■ **Brief**: Within the material below, find each line bearing the word "volume" and present it.

■ **Provided data**:
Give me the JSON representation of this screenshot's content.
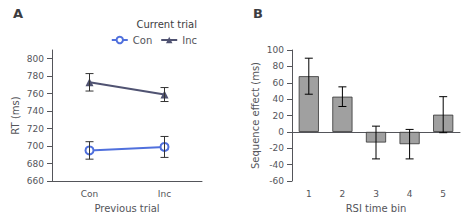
{
  "chart_data": [
    {
      "type": "line",
      "title": "A",
      "xlabel": "Previous trial",
      "ylabel": "RT (ms)",
      "categories": [
        "Con",
        "Inc"
      ],
      "series": [
        {
          "name": "Con",
          "values": [
            695,
            699
          ],
          "yerr": [
            10,
            12
          ],
          "marker": "open_circle"
        },
        {
          "name": "Inc",
          "values": [
            773,
            759
          ],
          "yerr": [
            10,
            8
          ],
          "marker": "triangle"
        }
      ],
      "legend_title": "Current trial",
      "legend": "upper right",
      "ylim": [
        660,
        810
      ],
      "yticks": [
        660,
        680,
        700,
        720,
        740,
        760,
        780,
        800
      ],
      "grid": false
    },
    {
      "type": "bar",
      "title": "B",
      "xlabel": "RSI time bin",
      "ylabel": "Sequence effect (ms)",
      "categories": [
        "1",
        "2",
        "3",
        "4",
        "5"
      ],
      "values": [
        68,
        43,
        -13,
        -15,
        21
      ],
      "yerr": [
        22,
        12,
        20,
        18,
        22
      ],
      "color": "#a0a0a0",
      "ylim": [
        -60,
        100
      ],
      "yticks": [
        -60,
        -40,
        -20,
        0,
        20,
        40,
        60,
        80,
        100
      ],
      "grid": false
    }
  ]
}
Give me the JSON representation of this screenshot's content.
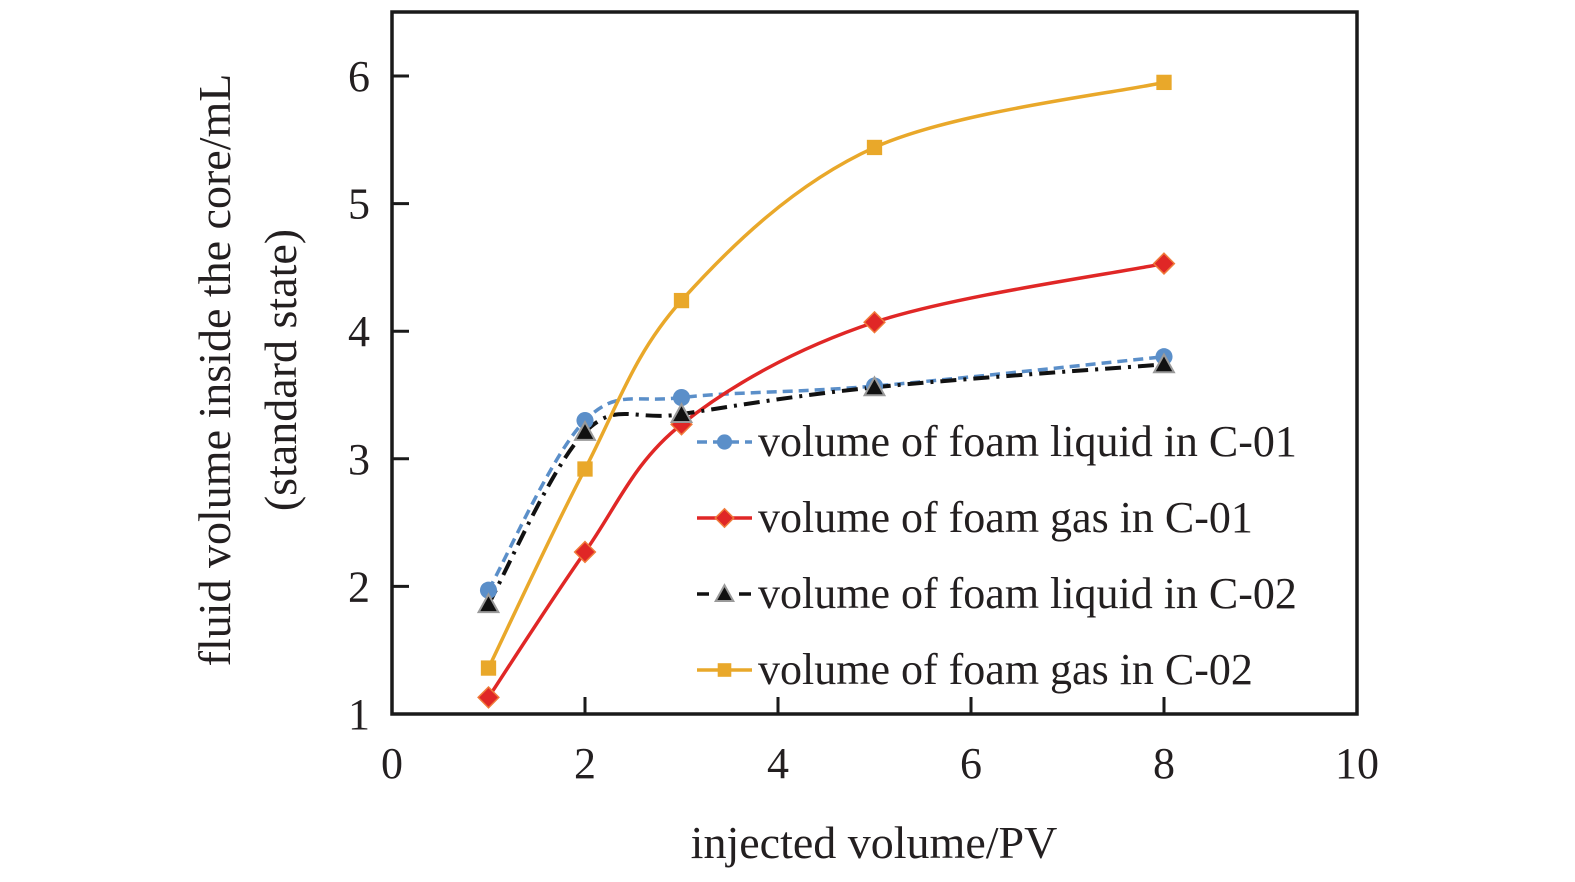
{
  "chart_data": {
    "type": "line",
    "title": "",
    "xlabel": "injected volume/PV",
    "ylabel_lines": [
      "fluid volume inside the core/mL",
      "(standard state)"
    ],
    "xlim": [
      0,
      10
    ],
    "ylim": [
      1,
      6.5
    ],
    "xticks": [
      0,
      2,
      4,
      6,
      8,
      10
    ],
    "yticks": [
      1,
      2,
      3,
      4,
      5,
      6
    ],
    "grid": false,
    "legend_position": "bottom-right",
    "x": [
      1,
      2,
      3,
      5,
      8
    ],
    "series": [
      {
        "name": "volume of foam liquid in C-01",
        "color": "#5b8fc9",
        "marker": "circle",
        "line": "dashed",
        "values": [
          1.97,
          3.3,
          3.48,
          3.57,
          3.8
        ]
      },
      {
        "name": "volume of foam gas in C-01",
        "color": "#e02726",
        "marker": "diamond",
        "line": "solid",
        "values": [
          1.13,
          2.27,
          3.27,
          4.07,
          4.53
        ]
      },
      {
        "name": "volume of foam liquid in C-02",
        "color": "#111111",
        "marker": "triangle",
        "line": "dashdot",
        "values": [
          1.86,
          3.21,
          3.35,
          3.56,
          3.74
        ]
      },
      {
        "name": "volume of foam gas in C-02",
        "color": "#e9a82a",
        "marker": "square",
        "line": "solid",
        "values": [
          1.36,
          2.92,
          4.24,
          5.44,
          5.95
        ]
      }
    ]
  }
}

■ **Solution to the exercise**:
    "xlabel": "injected volume/PV",
      "fluid volume inside the core/mL",
        "name": "volume of foam liquid in C-01",
        "name": "volume of foam gas in C-01",
        "name": "volume of foam liquid in C-02",
        "name": "volume of foam gas in C-02",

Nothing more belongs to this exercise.